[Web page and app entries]
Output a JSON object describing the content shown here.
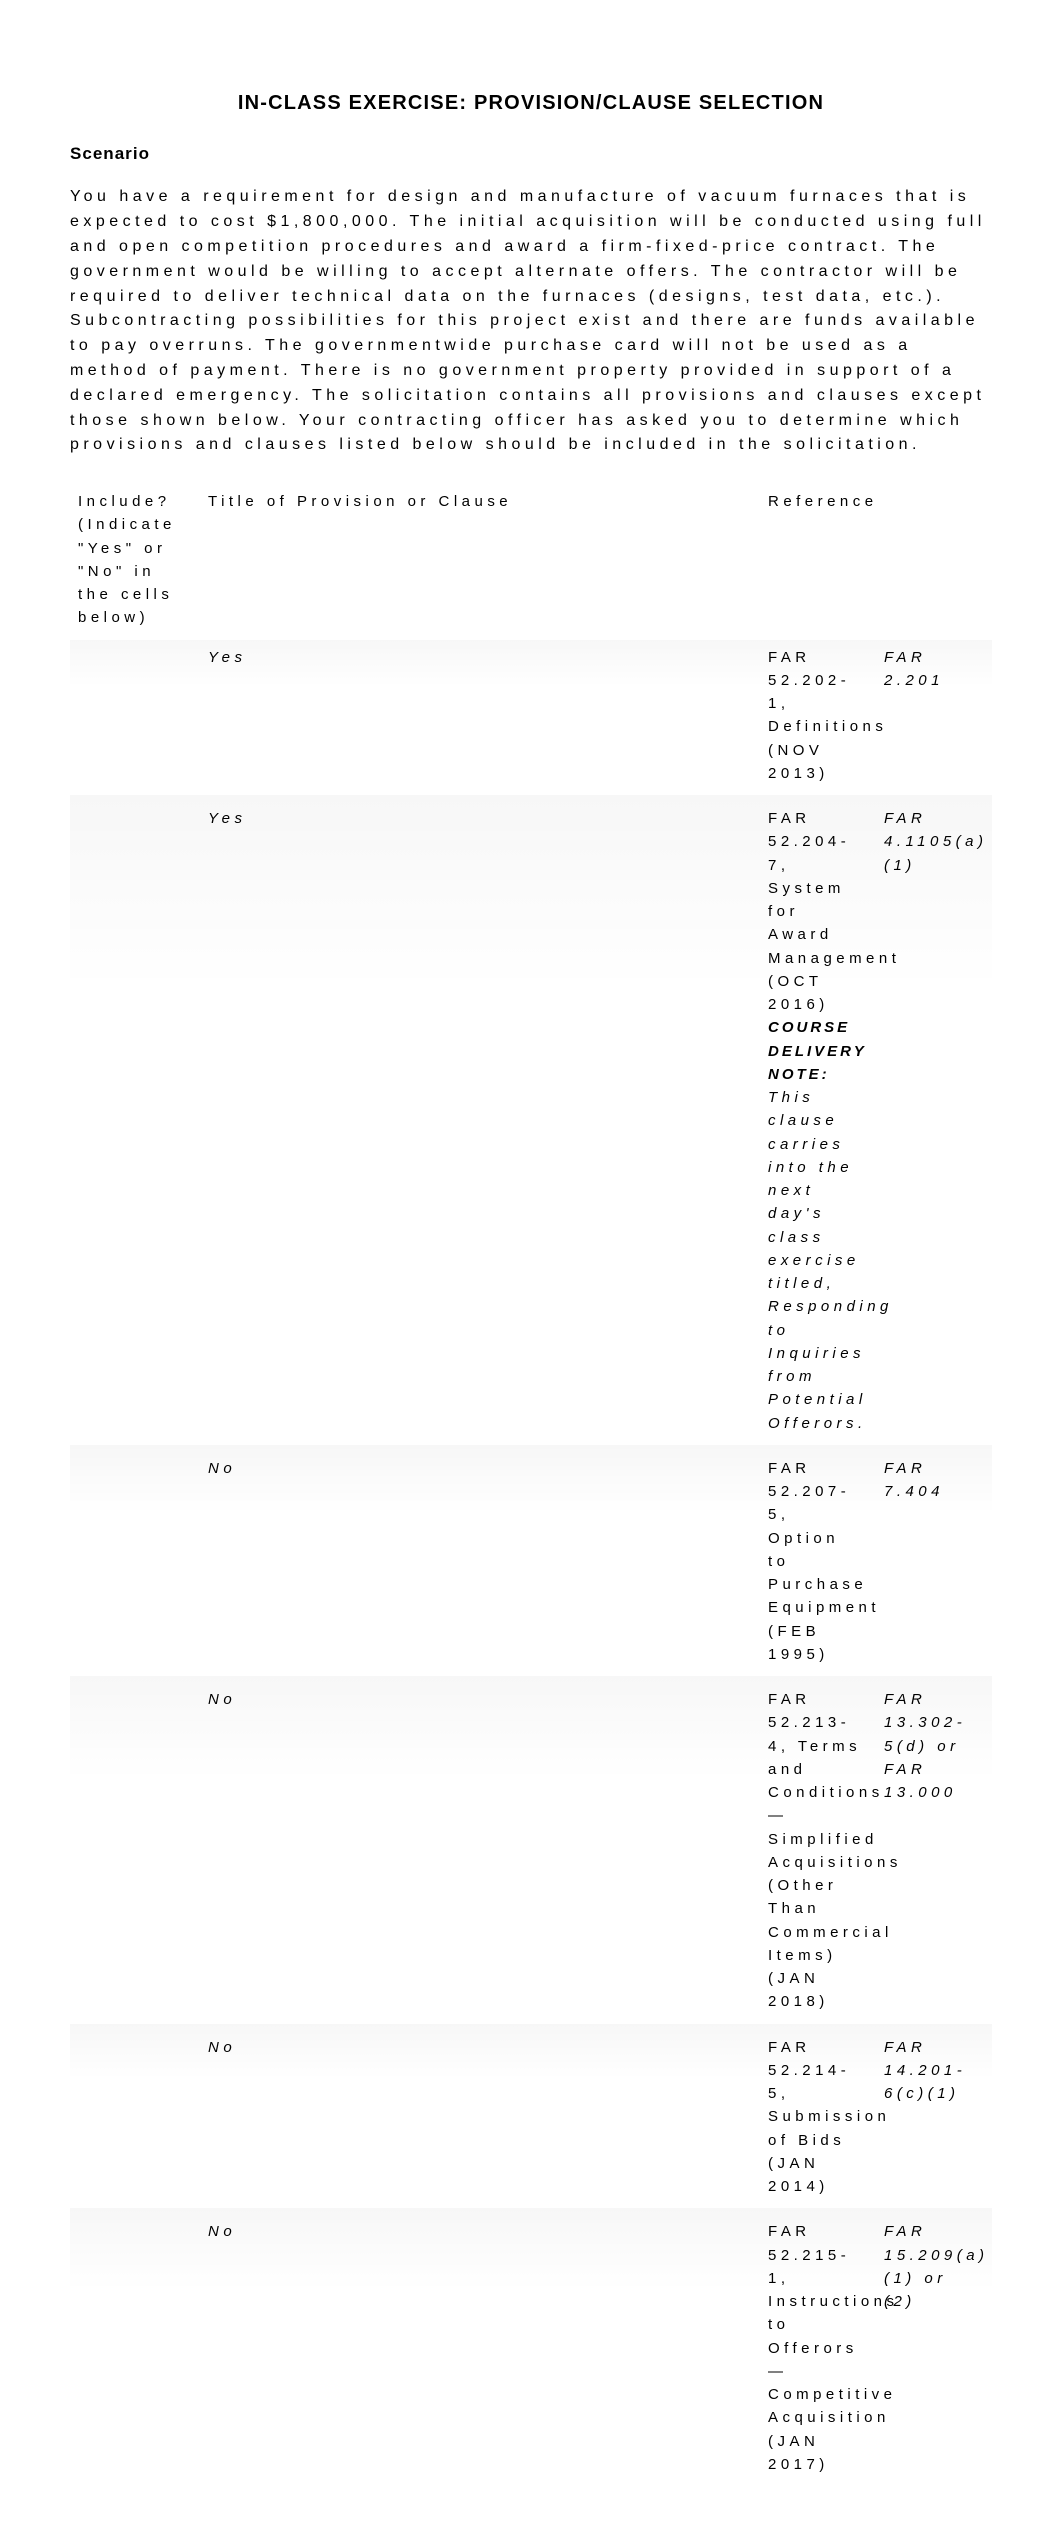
{
  "title": "IN-CLASS EXERCISE: PROVISION/CLAUSE SELECTION",
  "scenario_label": "Scenario",
  "scenario_body": "You have a requirement for design and manufacture of vacuum furnaces that is expected to cost $1,800,000. The initial acquisition will be conducted using full and open competition procedures and award a firm-fixed-price contract. The government would be willing to accept alternate offers. The contractor will be required to deliver technical data on the furnaces (designs, test data, etc.). Subcontracting possibilities for this project exist and there are funds available to pay overruns. The governmentwide purchase card will not be used as a method of payment. There is no government property provided in support of a declared emergency. The solicitation contains all provisions and clauses except those shown below. Your contracting officer has asked you to determine which provisions and clauses listed below should be included in the solicitation.",
  "table": {
    "headers": {
      "include": "Include? (Indicate \"Yes\" or \"No\" in the cells below)",
      "title": "Title of Provision or Clause",
      "ref": "Reference"
    },
    "rows": [
      {
        "yn": "Yes",
        "title": "FAR 52.202-1, Definitions (NOV 2013)",
        "ref": "FAR 2.201"
      },
      {
        "yn": "Yes",
        "title": "FAR 52.204-7, System for Award Management (OCT 2016)",
        "title_note_lead": "COURSE DELIVERY NOTE:",
        "title_note_rest": " This clause carries into the next day's class exercise titled, Responding to Inquiries from Potential Offerors.",
        "ref": "FAR 4.1105(a)(1)"
      },
      {
        "yn": "No",
        "title": "FAR 52.207-5, Option to Purchase Equipment (FEB 1995)",
        "ref": "FAR 7.404"
      },
      {
        "yn": "No",
        "title": "FAR 52.213-4, Terms and Conditions—Simplified Acquisitions (Other Than Commercial Items) (JAN 2018)",
        "ref": "FAR 13.302-5(d) or FAR 13.000"
      },
      {
        "yn": "No",
        "title": "FAR 52.214-5, Submission of Bids (JAN 2014)",
        "ref": "FAR 14.201-6(c)(1)"
      },
      {
        "yn": "No",
        "title": "FAR 52.215-1, Instructions to Offerors — Competitive Acquisition (JAN 2017)",
        "ref": "FAR 15.209(a)(1) or (2)"
      }
    ]
  }
}
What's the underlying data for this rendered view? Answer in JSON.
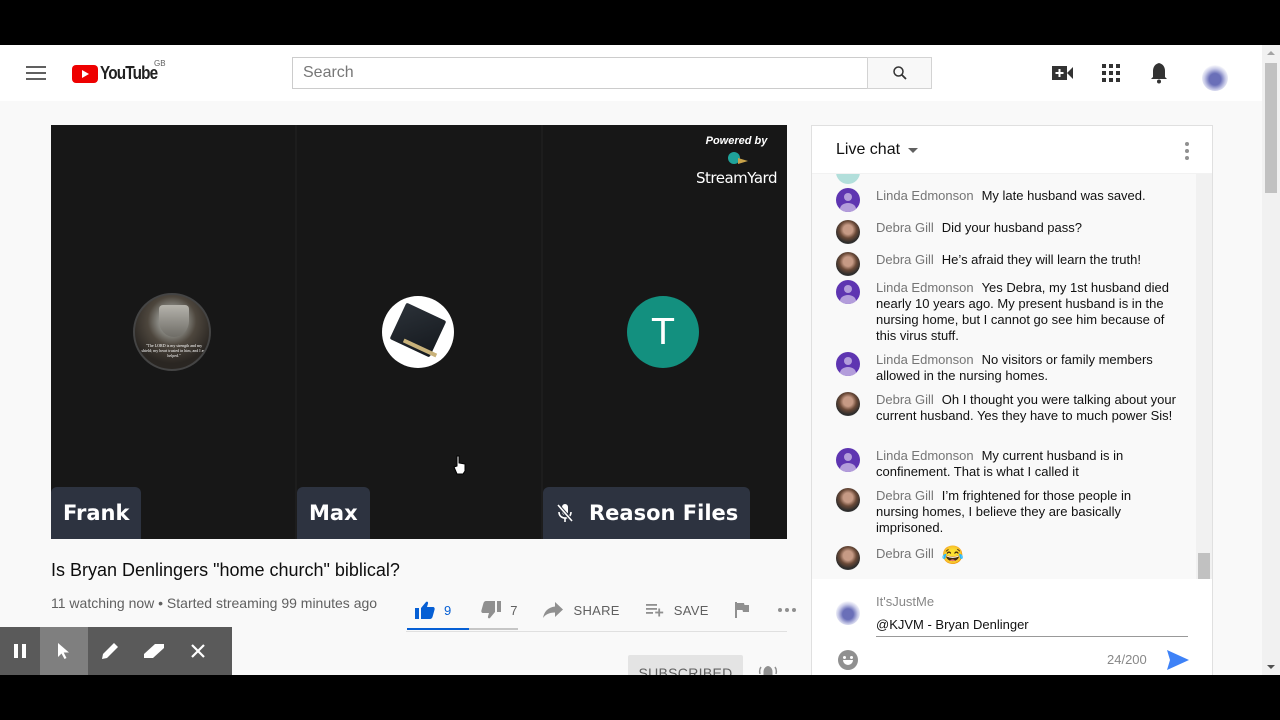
{
  "masthead": {
    "logo_text": "YouTube",
    "region": "GB",
    "search_placeholder": "Search",
    "icons": [
      "hamburger-menu-icon",
      "search-icon",
      "create-video-icon",
      "apps-grid-icon",
      "notifications-bell-icon",
      "account-avatar"
    ]
  },
  "player": {
    "participants": [
      {
        "name": "Frank",
        "avatar": "shield-image",
        "avatar_caption": "\"The LORD is my strength and my shield; my heart trusted in him, and I am helped.\"",
        "muted": false
      },
      {
        "name": "Max",
        "avatar": "bible-image",
        "muted": false
      },
      {
        "name": "Reason Files",
        "avatar_letter": "T",
        "muted": true
      }
    ],
    "powered_by": "Powered by",
    "brand": "StreamYard",
    "accent_teal": "#13907f"
  },
  "video": {
    "title": "Is Bryan Denlingers \"home church\" biblical?",
    "meta": "11 watching now • Started streaming 99 minutes ago",
    "likes": "9",
    "dislikes": "7",
    "like_ratio": 0.56,
    "share_label": "SHARE",
    "save_label": "SAVE",
    "subscribe_label": "SUBSCRIBED",
    "accent_blue": "#065fd4"
  },
  "annotation_toolbar": {
    "tools": [
      "pause",
      "pointer",
      "pen",
      "eraser",
      "close"
    ],
    "active": "pointer"
  },
  "chat": {
    "title": "Live chat",
    "messages": [
      {
        "author": "Linda Edmonson",
        "text": "My late husband was saved.",
        "avatar": "purple"
      },
      {
        "author": "Debra Gill",
        "text": "Did your husband pass?",
        "avatar": "photo"
      },
      {
        "author": "Debra Gill",
        "text": "He’s afraid they will learn the truth!",
        "avatar": "photo"
      },
      {
        "author": "Linda Edmonson",
        "text": "Yes Debra, my 1st husband died nearly 10 years ago. My present husband is in the nursing home, but I cannot go see him because of this virus stuff.",
        "avatar": "purple"
      },
      {
        "author": "Linda Edmonson",
        "text": "No visitors or family members allowed in the nursing homes.",
        "avatar": "purple"
      },
      {
        "author": "Debra Gill",
        "text": "Oh I thought you were talking about your current husband. Yes they have to much power Sis!",
        "avatar": "photo"
      },
      {
        "author": "Linda Edmonson",
        "text": "My current husband is in confinement. That is what I called it",
        "avatar": "purple"
      },
      {
        "author": "Debra Gill",
        "text": "I’m frightened for those people in nursing homes, I believe they are basically imprisoned.",
        "avatar": "photo"
      },
      {
        "author": "Debra Gill",
        "text": "😂",
        "avatar": "photo"
      }
    ],
    "input": {
      "user": "It'sJustMe",
      "value": "@KJVM - Bryan Denlinger",
      "char_count": "24/200"
    }
  }
}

» **Exercise**
Could you copy all of the entries above exactly, without the pictures?

» **Task answer**
Output a JSON object describing the content shown here.
{
  "title": "IN-CLASS EXERCISE: PROVISION/CLAUSE SELECTION",
  "scenario_label": "Scenario",
  "scenario_body": "You have a requirement for design and manufacture of vacuum furnaces that is expected to cost $1,800,000. The initial acquisition will be conducted using full and open competition procedures and award a firm-fixed-price contract. The government would be willing to accept alternate offers. The contractor will be required to deliver technical data on the furnaces (designs, test data, etc.). Subcontracting possibilities for this project exist and there are funds available to pay overruns. The governmentwide purchase card will not be used as a method of payment. There is no government property provided in support of a declared emergency. The solicitation contains all provisions and clauses except those shown below. Your contracting officer has asked you to determine which provisions and clauses listed below should be included in the solicitation.",
  "table": {
    "headers": {
      "include": "Include? (Indicate \"Yes\" or \"No\" in the cells below)",
      "title": "Title of Provision or Clause",
      "ref": "Reference"
    },
    "rows": [
      {
        "yn": "Yes",
        "title": "FAR 52.202-1, Definitions (NOV 2013)",
        "ref": "FAR 2.201"
      },
      {
        "yn": "Yes",
        "title": "FAR 52.204-7, System for Award Management (OCT 2016)",
        "title_note_lead": "COURSE DELIVERY NOTE:",
        "title_note_rest": " This clause carries into the next day's class exercise titled, Responding to Inquiries from Potential Offerors.",
        "ref": "FAR 4.1105(a)(1)"
      },
      {
        "yn": "No",
        "title": "FAR 52.207-5, Option to Purchase Equipment (FEB 1995)",
        "ref": "FAR 7.404"
      },
      {
        "yn": "No",
        "title": "FAR 52.213-4, Terms and Conditions—Simplified Acquisitions (Other Than Commercial Items) (JAN 2018)",
        "ref": "FAR 13.302-5(d) or FAR 13.000"
      },
      {
        "yn": "No",
        "title": "FAR 52.214-5, Submission of Bids (JAN 2014)",
        "ref": "FAR 14.201-6(c)(1)"
      },
      {
        "yn": "No",
        "title": "FAR 52.215-1, Instructions to Offerors — Competitive Acquisition (JAN 2017)",
        "ref": "FAR 15.209(a)(1) or (2)"
      }
    ]
  }
}
What's the underlying data for this rendered view? Answer in JSON.
{
  "masthead": {
    "logo_text": "YouTube",
    "region": "GB",
    "search_placeholder": "Search",
    "icons": [
      "hamburger-menu-icon",
      "search-icon",
      "create-video-icon",
      "apps-grid-icon",
      "notifications-bell-icon",
      "account-avatar"
    ]
  },
  "player": {
    "participants": [
      {
        "name": "Frank",
        "avatar": "shield-image",
        "avatar_caption": "\"The LORD is my strength and my shield; my heart trusted in him, and I am helped.\"",
        "muted": false
      },
      {
        "name": "Max",
        "avatar": "bible-image",
        "muted": false
      },
      {
        "name": "Reason Files",
        "avatar_letter": "T",
        "muted": true
      }
    ],
    "powered_by": "Powered by",
    "brand": "StreamYard",
    "accent_teal": "#13907f"
  },
  "video": {
    "title": "Is Bryan Denlingers \"home church\" biblical?",
    "meta": "11 watching now • Started streaming 99 minutes ago",
    "likes": "9",
    "dislikes": "7",
    "like_ratio": 0.56,
    "share_label": "SHARE",
    "save_label": "SAVE",
    "subscribe_label": "SUBSCRIBED",
    "accent_blue": "#065fd4"
  },
  "annotation_toolbar": {
    "tools": [
      "pause",
      "pointer",
      "pen",
      "eraser",
      "close"
    ],
    "active": "pointer"
  },
  "chat": {
    "title": "Live chat",
    "messages": [
      {
        "author": "Linda Edmonson",
        "text": "My late husband was saved.",
        "avatar": "purple"
      },
      {
        "author": "Debra Gill",
        "text": "Did your husband pass?",
        "avatar": "photo"
      },
      {
        "author": "Debra Gill",
        "text": "He’s afraid they will learn the truth!",
        "avatar": "photo"
      },
      {
        "author": "Linda Edmonson",
        "text": "Yes Debra, my 1st husband died nearly 10 years ago. My present husband is in the nursing home, but I cannot go see him because of this virus stuff.",
        "avatar": "purple"
      },
      {
        "author": "Linda Edmonson",
        "text": "No visitors or family members allowed in the nursing homes.",
        "avatar": "purple"
      },
      {
        "author": "Debra Gill",
        "text": "Oh I thought you were talking about your current husband. Yes they have to much power Sis!",
        "avatar": "photo"
      },
      {
        "author": "Linda Edmonson",
        "text": "My current husband is in confinement. That is what I called it",
        "avatar": "purple"
      },
      {
        "author": "Debra Gill",
        "text": "I’m frightened for those people in nursing homes, I believe they are basically imprisoned.",
        "avatar": "photo"
      },
      {
        "author": "Debra Gill",
        "text": "😂",
        "avatar": "photo"
      }
    ],
    "input": {
      "user": "It'sJustMe",
      "value": "@KJVM - Bryan Denlinger",
      "char_count": "24/200"
    }
  }
}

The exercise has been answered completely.